-- Start Document passage --

COLUMN | Do it yourself: oil companies buy rigs and boats in bargain basement (except Energean) [Offshore Accounts]

Photo: Perenco

Boat and rig prices fall. Oil and gas producers buy boats and rigs because they are so cheap. Oil and gas producers own and operate the cheap boats and rigs themselves rather than chartering them from third party service providers. This seemed to be a pretty simple story to write, and simple market economics in action. Wrong!

Perenco sets the trend

So, off I went to do the research. The most obvious case study seems to be Perenco, founded by the Breton entrepreneur Hubert Perrodo, who owned boats and rigs in the 1970s and 1980s, before he set up the oil company in 1992.

-- End Document passage --
-- Start Supplied material --

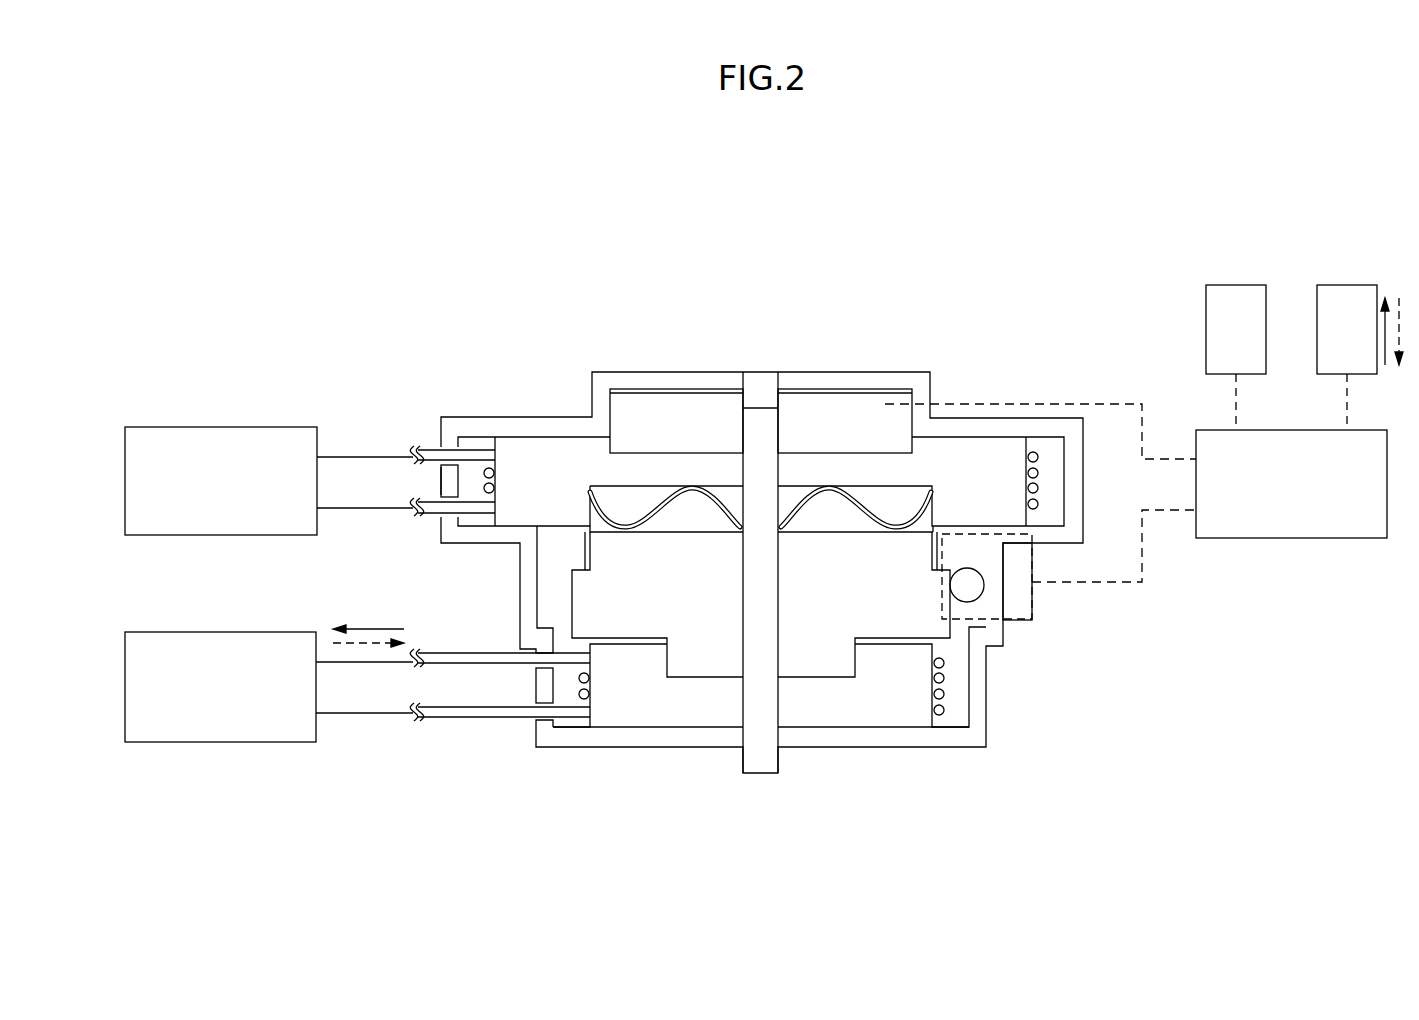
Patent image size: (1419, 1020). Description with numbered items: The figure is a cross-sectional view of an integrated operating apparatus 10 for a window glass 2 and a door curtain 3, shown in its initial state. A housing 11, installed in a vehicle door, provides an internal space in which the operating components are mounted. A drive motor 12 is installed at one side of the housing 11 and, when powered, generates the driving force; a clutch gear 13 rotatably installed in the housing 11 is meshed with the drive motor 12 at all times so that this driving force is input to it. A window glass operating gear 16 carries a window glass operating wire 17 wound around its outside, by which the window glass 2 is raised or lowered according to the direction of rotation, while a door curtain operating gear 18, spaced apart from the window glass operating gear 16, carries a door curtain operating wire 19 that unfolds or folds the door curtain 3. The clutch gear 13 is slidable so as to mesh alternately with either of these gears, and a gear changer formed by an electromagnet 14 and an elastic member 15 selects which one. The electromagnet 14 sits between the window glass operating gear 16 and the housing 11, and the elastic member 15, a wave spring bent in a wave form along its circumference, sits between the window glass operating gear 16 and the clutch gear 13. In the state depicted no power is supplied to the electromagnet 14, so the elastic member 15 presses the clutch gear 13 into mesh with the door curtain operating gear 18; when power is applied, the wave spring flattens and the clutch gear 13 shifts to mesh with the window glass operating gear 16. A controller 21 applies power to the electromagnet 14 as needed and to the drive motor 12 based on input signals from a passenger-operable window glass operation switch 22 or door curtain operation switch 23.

-- End Supplied material --

Task to carry out >>
Repeat word for word the passage of the column above about oil companies buying rigs and boats, starting with "COLUMN | Do" and going on through "company in 1992.".

Task result >>
COLUMN | Do it yourself: oil companies buy rigs and boats in bargain basement (except Energean) [Offshore Accounts]

Photo: Perenco

Boat and rig prices fall. Oil and gas producers buy boats and rigs because they are so cheap. Oil and gas producers own and operate the cheap boats and rigs themselves rather than chartering them from third party service providers. This seemed to be a pretty simple story to write, and simple market economics in action. Wrong!

Perenco sets the trend

So, off I went to do the research. The most obvious case study seems to be Perenco, founded by the Breton entrepreneur Hubert Perrodo, who owned boats and rigs in the 1970s and 1980s, before he set up the oil company in 1992.